• Compito 1:
Rispondi alle seguenti domande sul testo relativo al pesce a miglio zero.
(a) Quale percentuale dello stock ittico del Mediterraneo rappresentano le specie sovrasfruttate?
(b) Con quale vantaggio fiscale verrebbero premiate le aziende che vendono entro 70 chilometri dalle zone di cattura?
(c) Quanti sono in Italia i prodotti ittici tutelati?
• Compito 2:
Riassumi in due frasi il testo relativo al pesce a miglio zero.

• Testo fornito:
☆ ☆ ☆ ☆

Presto potremo acquistare pesce “a miglio zero”, proveniente cioè da zone di pesca che distano non più di 70 chilometri dal nostro luogo di residenza. Il senatore del Partito democratico Roberto Della Seta ha infatti presentato un disegno di legge che punta proprio a promuovere la pesca sostenibile, favorendo in modo particolare le piccole cooperative di pescatori.

Due gli obiettivi della proposta: ridurre la pressione di pesca sulle specie sovrasfruttate, che rappresentano l’82% dello stock ittico del Mediterraneo, e, contemporaneamente, sostenere i piccoli pescatori, che costituiscono la larga maggioranza della flotta nazionale. Proprio per questo motivo, il ddl ha ottenuto l’appoggio di Legapesca, che si è detta anche disponibile ad ampliare il periodo di fermo biologico:

Incentivare la pesca artigianale risponde sia all’interesse di migliaia di pescatori italiani, visto che due terzi della nostra flotta è fatta di piccole aziende spesso solo familiari, sia all’esigenza sempre più urgente di gestire con oculatezza gli stock ittici, sovrasfruttati per effetto di metodi di pesca troppo invasivi, ha spiegato il promotore dell’iniziativa.

La proposta del senatore Della Seta, in particolare, prevede di premiare con una riduzione dell’Iva le aziende che vendono i loro prodotti a una distanza massima di 70 chilometri dalle zone di cattura, oltre a contrassegnare i prodotti ittici a miglio zero con un apposito marchio di qualità.


Secondo il parlamentare del Pd, tra l’altro, un marchio di qualità di questo tipo sarebbe particolarmente necessario in un contesto, come quello italiano, nonostante il numero più alto in Europa di prodotti a marchio Dop e Igp, i prodotti ittici tutelati sono soltanto due. Meno di Germania, Francia e Regno Unito:

Per un Paese come il nostro che ha tradizioni di pesca e di alimentazione basata sulla pesca importanti, questo è un dato paradossale – ha commentato Della Seta – un marchio specifico di qualità per i prodotti a miglio zero può aiutare a superare questa evidente anomalia e a migliorare le prospettive di tante piccole aziende di pescatori.

☆ ☆ ☆ ☆

• Dati:

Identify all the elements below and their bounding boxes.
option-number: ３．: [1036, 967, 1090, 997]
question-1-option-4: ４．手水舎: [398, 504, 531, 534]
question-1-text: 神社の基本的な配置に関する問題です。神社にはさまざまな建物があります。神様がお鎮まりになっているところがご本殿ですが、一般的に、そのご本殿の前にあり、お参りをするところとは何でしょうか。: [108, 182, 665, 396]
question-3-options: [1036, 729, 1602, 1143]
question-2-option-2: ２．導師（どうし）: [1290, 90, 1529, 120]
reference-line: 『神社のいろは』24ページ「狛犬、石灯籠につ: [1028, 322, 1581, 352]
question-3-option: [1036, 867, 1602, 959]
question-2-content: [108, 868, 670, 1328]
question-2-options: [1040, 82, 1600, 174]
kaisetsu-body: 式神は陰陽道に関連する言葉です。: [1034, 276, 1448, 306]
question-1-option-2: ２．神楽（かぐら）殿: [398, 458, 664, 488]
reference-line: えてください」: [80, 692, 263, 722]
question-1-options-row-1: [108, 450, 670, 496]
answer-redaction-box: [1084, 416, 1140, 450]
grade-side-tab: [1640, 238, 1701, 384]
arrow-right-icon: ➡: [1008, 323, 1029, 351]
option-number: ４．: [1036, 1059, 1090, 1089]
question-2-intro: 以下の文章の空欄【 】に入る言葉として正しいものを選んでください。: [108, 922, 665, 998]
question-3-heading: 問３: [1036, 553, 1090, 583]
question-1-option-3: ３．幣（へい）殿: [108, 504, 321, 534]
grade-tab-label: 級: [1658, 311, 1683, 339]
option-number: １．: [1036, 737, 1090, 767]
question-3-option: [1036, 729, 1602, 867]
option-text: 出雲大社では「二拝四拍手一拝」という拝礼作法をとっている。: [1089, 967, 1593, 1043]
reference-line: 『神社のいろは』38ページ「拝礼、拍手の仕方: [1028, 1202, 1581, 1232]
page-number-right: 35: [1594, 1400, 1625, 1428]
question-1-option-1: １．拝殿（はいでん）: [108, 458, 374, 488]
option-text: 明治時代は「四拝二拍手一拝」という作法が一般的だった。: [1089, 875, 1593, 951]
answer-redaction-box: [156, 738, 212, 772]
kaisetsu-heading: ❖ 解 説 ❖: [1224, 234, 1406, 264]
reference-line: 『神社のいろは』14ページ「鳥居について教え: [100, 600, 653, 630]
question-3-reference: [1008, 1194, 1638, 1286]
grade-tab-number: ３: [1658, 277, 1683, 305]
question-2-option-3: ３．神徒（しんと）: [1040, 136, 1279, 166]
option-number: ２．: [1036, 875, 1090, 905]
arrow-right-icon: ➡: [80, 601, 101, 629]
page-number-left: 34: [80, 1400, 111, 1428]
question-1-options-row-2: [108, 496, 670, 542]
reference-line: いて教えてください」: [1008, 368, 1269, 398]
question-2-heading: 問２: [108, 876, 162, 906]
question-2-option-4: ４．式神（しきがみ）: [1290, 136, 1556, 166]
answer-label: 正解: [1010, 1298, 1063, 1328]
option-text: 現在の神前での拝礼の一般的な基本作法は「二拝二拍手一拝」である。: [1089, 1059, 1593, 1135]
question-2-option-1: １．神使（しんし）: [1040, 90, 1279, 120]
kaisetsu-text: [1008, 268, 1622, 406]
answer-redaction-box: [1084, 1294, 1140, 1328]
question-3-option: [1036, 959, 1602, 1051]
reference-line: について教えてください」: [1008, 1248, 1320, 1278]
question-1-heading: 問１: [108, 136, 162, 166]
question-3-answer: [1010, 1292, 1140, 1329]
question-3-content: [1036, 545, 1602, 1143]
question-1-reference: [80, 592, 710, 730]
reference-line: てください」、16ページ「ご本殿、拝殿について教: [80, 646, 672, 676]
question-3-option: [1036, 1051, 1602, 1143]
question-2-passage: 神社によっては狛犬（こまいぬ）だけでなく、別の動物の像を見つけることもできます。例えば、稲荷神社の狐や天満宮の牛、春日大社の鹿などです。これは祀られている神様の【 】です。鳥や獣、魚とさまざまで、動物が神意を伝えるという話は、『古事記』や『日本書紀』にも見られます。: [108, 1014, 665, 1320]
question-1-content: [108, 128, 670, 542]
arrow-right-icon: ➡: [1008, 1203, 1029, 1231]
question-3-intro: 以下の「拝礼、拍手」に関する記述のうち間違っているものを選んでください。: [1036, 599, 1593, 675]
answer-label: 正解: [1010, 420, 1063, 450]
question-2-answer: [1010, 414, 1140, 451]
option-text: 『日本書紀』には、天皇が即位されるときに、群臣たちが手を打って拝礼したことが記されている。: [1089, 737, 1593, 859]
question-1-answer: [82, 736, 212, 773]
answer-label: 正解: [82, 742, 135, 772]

☆ ☆ ☆ ☆

• Risposta 1:
(a) L'82%.
(b) Con una riduzione dell'Iva.
(c) Soltanto due.

• Risposta 2:
Il senatore del Partito democratico Roberto Della Seta ha presentato un disegno di legge per promuovere la pesca sostenibile e il pesce a miglio zero, con l'obiettivo di ridurre la pressione di pesca sulle specie sovrasfruttate e di sostenere i piccoli pescatori. La proposta, appoggiata da Legapesca, prevede una riduzione dell'Iva per le aziende che vendono entro 70 chilometri dalle zone di cattura e un marchio di qualità, ritenuto necessario perché in Italia i prodotti ittici tutelati sono soltanto due.